#### [Exercise requirements]
Gather all lines with "деятельности" from the records.

>> start Working data

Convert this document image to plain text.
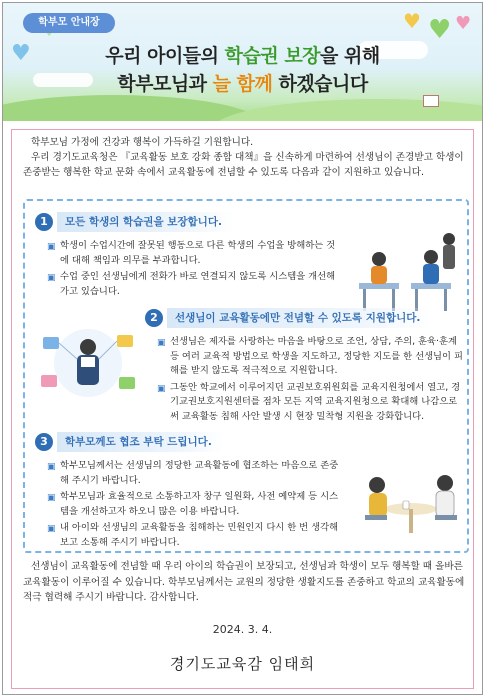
♥
♥ ♥ ♥
학부모 안내장
우리 아이들의 학습권 보장을 위해
학부모님과 늘 함께 하겠습니다

학부모님 가정에 건강과 행복이 가득하길 기원합니다.

우리 경기도교육청은 『교육활동 보호 강화 종합 대책』을 신속하게 마련하여 선생님이 존경받고 학생이 존중받는 행복한 학교 문화 속에서 교육활동에 전념할 수 있도록 다음과 같이 지원하고 있습니다.

1	모든 학생의 학습권을 보장합니다.
▣ 학생이 수업시간에 잘못된 행동으로 다른 학생의 수업을 방해하는 것에 대해 책임과 의무를 부과합니다.
▣ 수업 중인 선생님에게 전화가 바로 연결되지 않도록 시스템을 개선해 가고 있습니다.
2	선생님이 교육활동에만 전념할 수 있도록 지원합니다.
▣ 선생님은 제자를 사랑하는 마음을 바탕으로 조언, 상담, 주의, 훈육·훈계 등 여러 교육적 방법으로 학생을 지도하고, 정당한 지도를 한 선생님이 피해를 받지 않도록 적극적으로 지원합니다.
▣ 그동안 학교에서 이루어지던 교권보호위원회를 교육지원청에서 열고, 경기교권보호지원센터를 점차 모든 지역 교육지원청으로 확대해 나감으로써 교육활동 침해 사안 발생 시 현장 밀착형 지원을 강화합니다.
3	학부모께도 협조 부탁 드립니다.
▣ 학부모님께서는 선생님의 정당한 교육활동에 협조하는 마음으로 존중해 주시기 바랍니다.
▣ 학부모님과 효율적으로 소통하고자 창구 일원화, 사전 예약제 등 시스템을 개선하고자 하오니 많은 이용 바랍니다.
▣ 내 아이와 선생님의 교육활동을 침해하는 민원인지 다시 한 번 생각해 보고 소통해 주시기 바랍니다.

선생님이 교육활동에 전념할 때 우리 아이의 학습권이 보장되고, 선생님과 학생이 모두 행복할 때 올바른 교육활동이 이루어질 수 있습니다. 학부모님께서는 교원의 정당한 생활지도를 존중하고 학교의 교육활동에 적극 협력해 주시기 바랍니다. 감사합니다.

2024. 3. 4.
경기도교육감 임태희
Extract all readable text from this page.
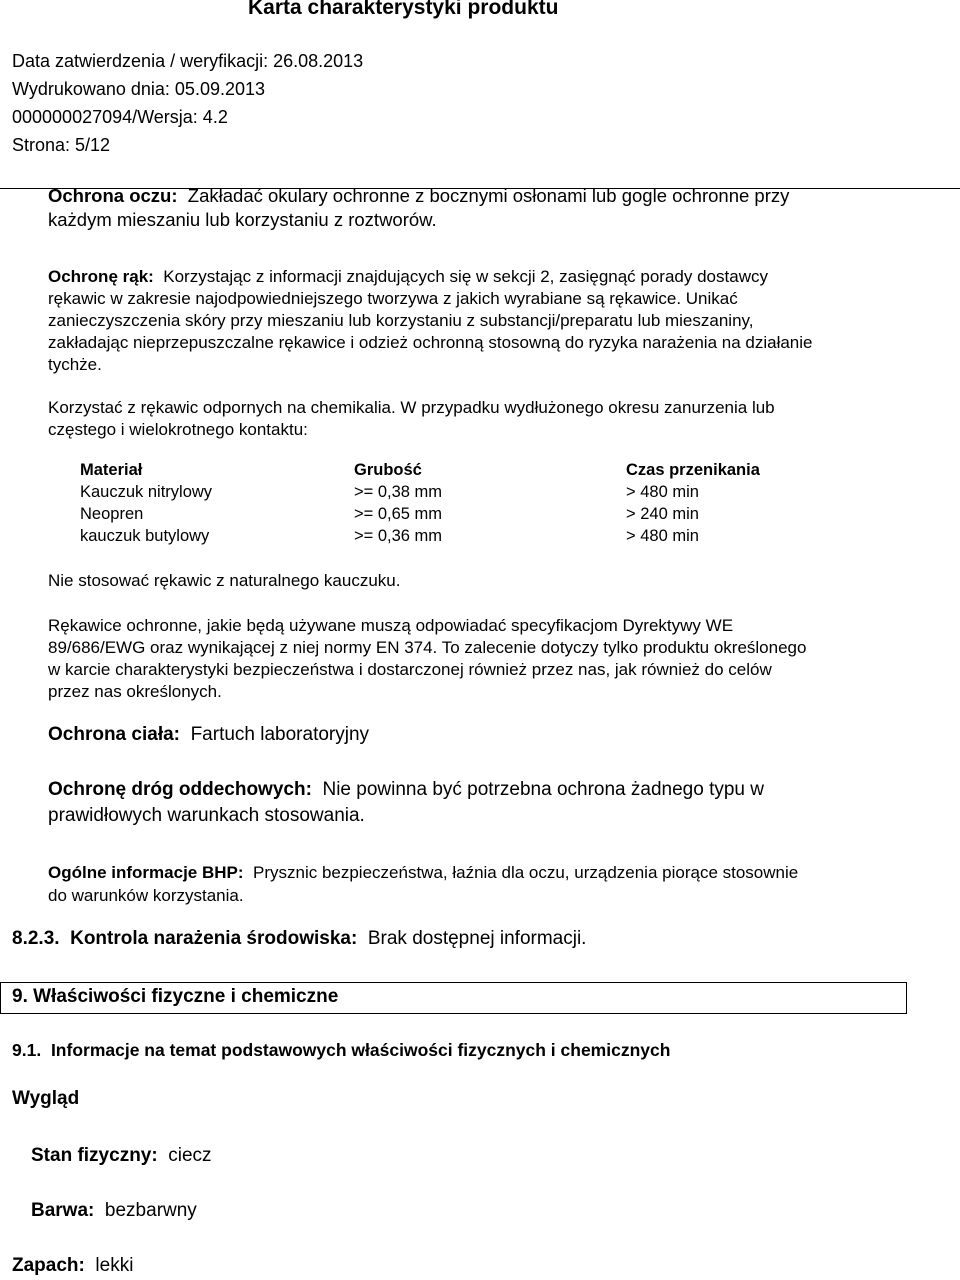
Karta charakterystyki produktu
Data zatwierdzenia / weryfikacji: 26.08.2013
Wydrukowano dnia: 05.09.2013
000000027094/Wersja: 4.2
Strona: 5/12
Ochrona oczu: Zakładać okulary ochronne z bocznymi osłonami lub gogle ochronne przy
każdym mieszaniu lub korzystaniu z roztworów.
Ochronę rąk: Korzystając z informacji znajdujących się w sekcji 2, zasięgnąć porady dostawcy
rękawic w zakresie najodpowiedniejszego tworzywa z jakich wyrabiane są rękawice. Unikać
zanieczyszczenia skóry przy mieszaniu lub korzystaniu z substancji/preparatu lub mieszaniny,
zakładając nieprzepuszczalne rękawice i odzież ochronną stosowną do ryzyka narażenia na działanie
tychże.
Korzystać z rękawic odpornych na chemikalia. W przypadku wydłużonego okresu zanurzenia lub
częstego i wielokrotnego kontaktu:
Materiał	Grubość	Czas przenikania
Kauczuk nitrylowy	>= 0,38 mm	> 480 min
Neopren	>= 0,65 mm	> 240 min
kauczuk butylowy	>= 0,36 mm	> 480 min
Nie stosować rękawic z naturalnego kauczuku.
Rękawice ochronne, jakie będą używane muszą odpowiadać specyfikacjom Dyrektywy WE
89/686/EWG oraz wynikającej z niej normy EN 374. To zalecenie dotyczy tylko produktu określonego
w karcie charakterystyki bezpieczeństwa i dostarczonej również przez nas, jak również do celów
przez nas określonych.
Ochrona ciała: Fartuch laboratoryjny
Ochronę dróg oddechowych: Nie powinna być potrzebna ochrona żadnego typu w
prawidłowych warunkach stosowania.
Ogólne informacje BHP: Prysznic bezpieczeństwa, łaźnia dla oczu, urządzenia piorące stosownie
do warunków korzystania.
8.2.3. Kontrola narażenia środowiska: Brak dostępnej informacji.
9. Właściwości fizyczne i chemiczne
9.1. Informacje na temat podstawowych właściwości fizycznych i chemicznych
Wygląd
Stan fizyczny: ciecz
Barwa: bezbarwny
Zapach: lekki
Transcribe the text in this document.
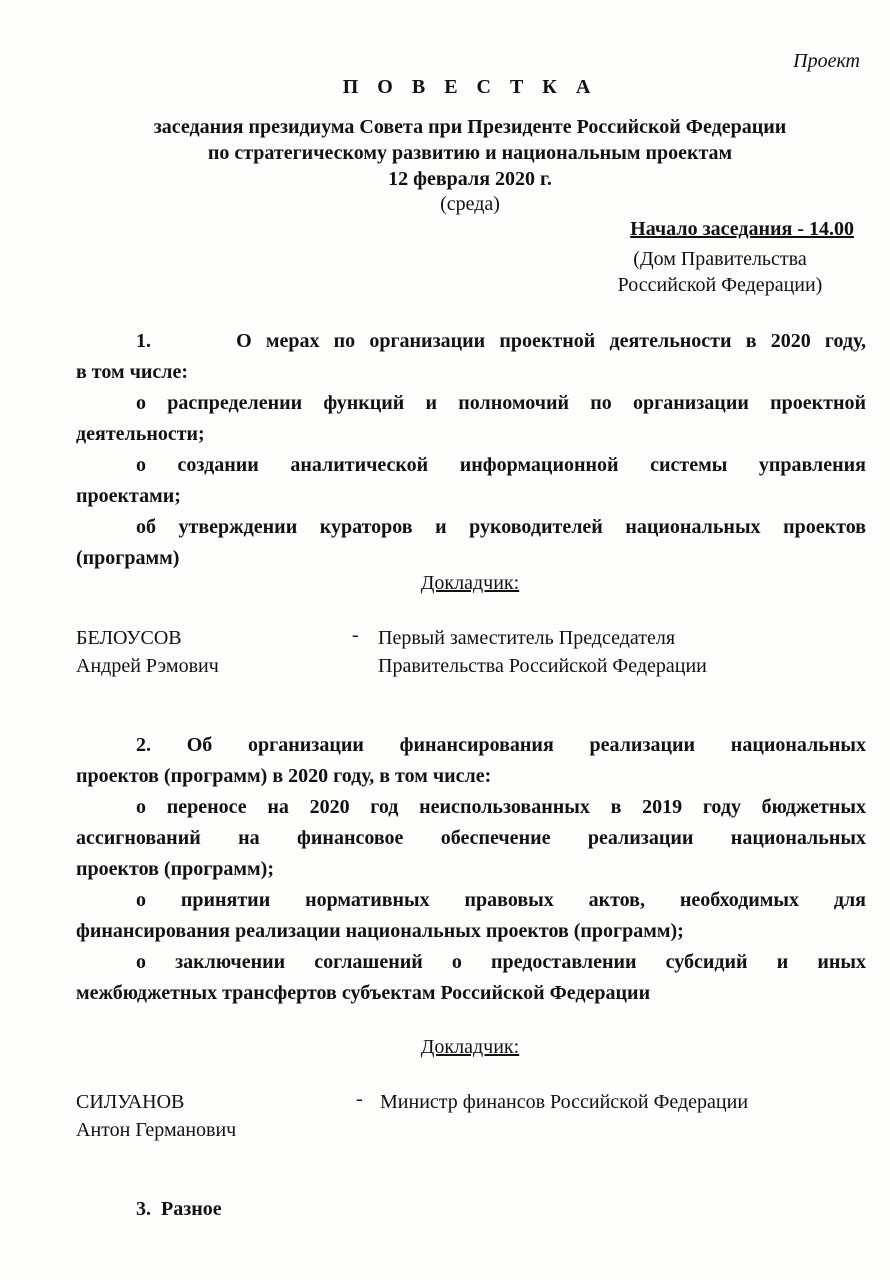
Проект
П О В Е С Т К А
заседания президиума Совета при Президенте Российской Федерации
по стратегическому развитию и национальным проектам
12 февраля 2020 г.
(среда)
Начало заседания - 14.00
(Дом Правительства
Российской Федерации)
1.      О мерах по организации проектной деятельности в 2020 году,
в том числе:
о распределении функций и полномочий по организации проектной
деятельности;
о создании аналитической информационной системы управления
проектами;
об утверждении кураторов и руководителей национальных проектов
(программ)
Докладчик:
БЕЛОУСОВ
Андрей Рэмович
- Первый заместитель Председателя
Правительства Российской Федерации
2. Об организации финансирования реализации национальных
проектов (программ) в 2020 году, в том числе:
о переносе на 2020 год неиспользованных в 2019 году бюджетных
ассигнований на финансовое обеспечение реализации национальных
проектов (программ);
о принятии нормативных правовых актов, необходимых для
финансирования реализации национальных проектов (программ);
о заключении соглашений о предоставлении субсидий и иных
межбюджетных трансфертов субъектам Российской Федерации
Докладчик:
СИЛУАНОВ
Антон Германович
- Министр финансов Российской Федерации
3.  Разное
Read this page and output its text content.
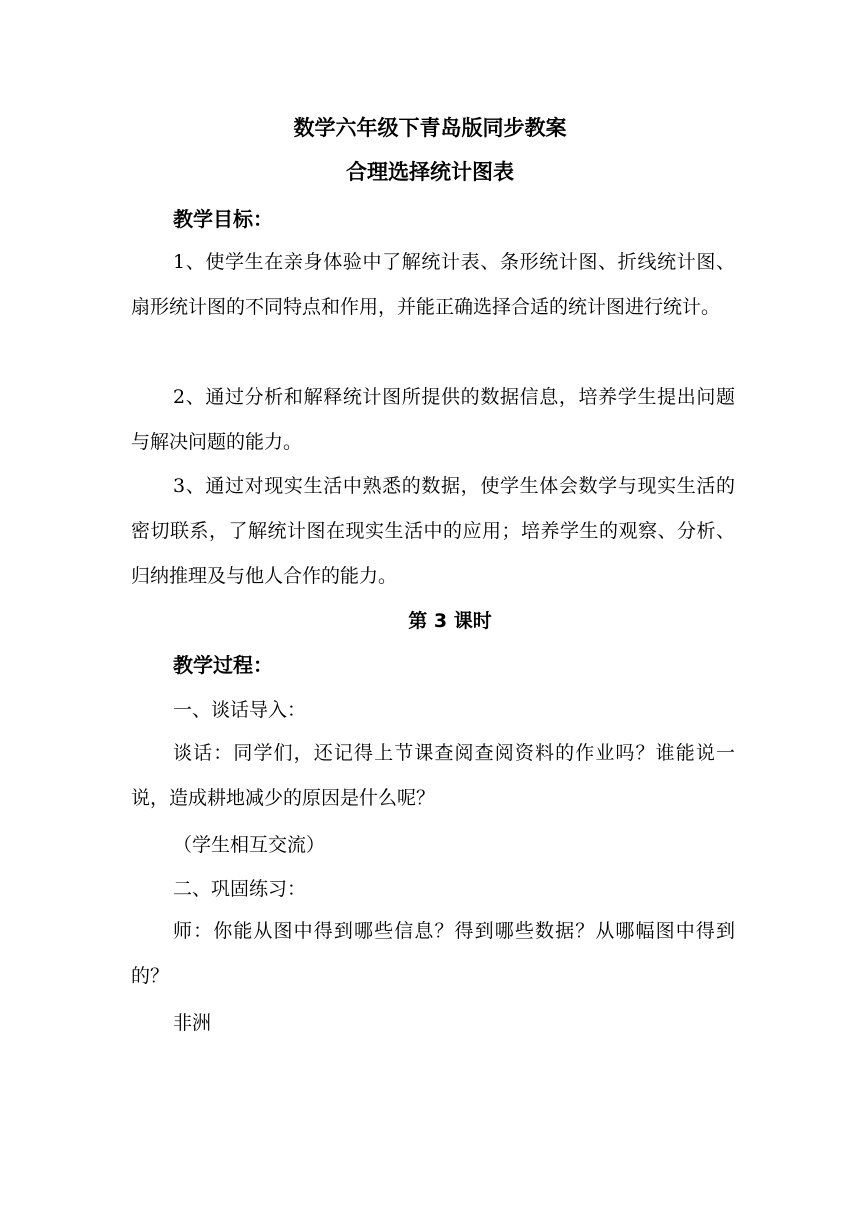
数学六年级下青岛版同步教案
合理选择统计图表

教学目标：

1、使学生在亲身体验中了解统计表、条形统计图、折线统计图、扇形统计图的不同特点和作用，并能正确选择合适的统计图进行统计。

2、通过分析和解释统计图所提供的数据信息，培养学生提出问题与解决问题的能力。

3、通过对现实生活中熟悉的数据，使学生体会数学与现实生活的密切联系，了解统计图在现实生活中的应用；培养学生的观察、分析、归纳推理及与他人合作的能力。

第 3 课时

教学过程：

一、谈话导入：

谈话：同学们，还记得上节课查阅查阅资料的作业吗？谁能说一说，造成耕地减少的原因是什么呢？

（学生相互交流）

二、巩固练习：

师：你能从图中得到哪些信息？得到哪些数据？从哪幅图中得到的？

非洲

>> end Working data

#### [Written response]
1.      О мерах по организации проектной деятельности в 2020 году,
деятельности;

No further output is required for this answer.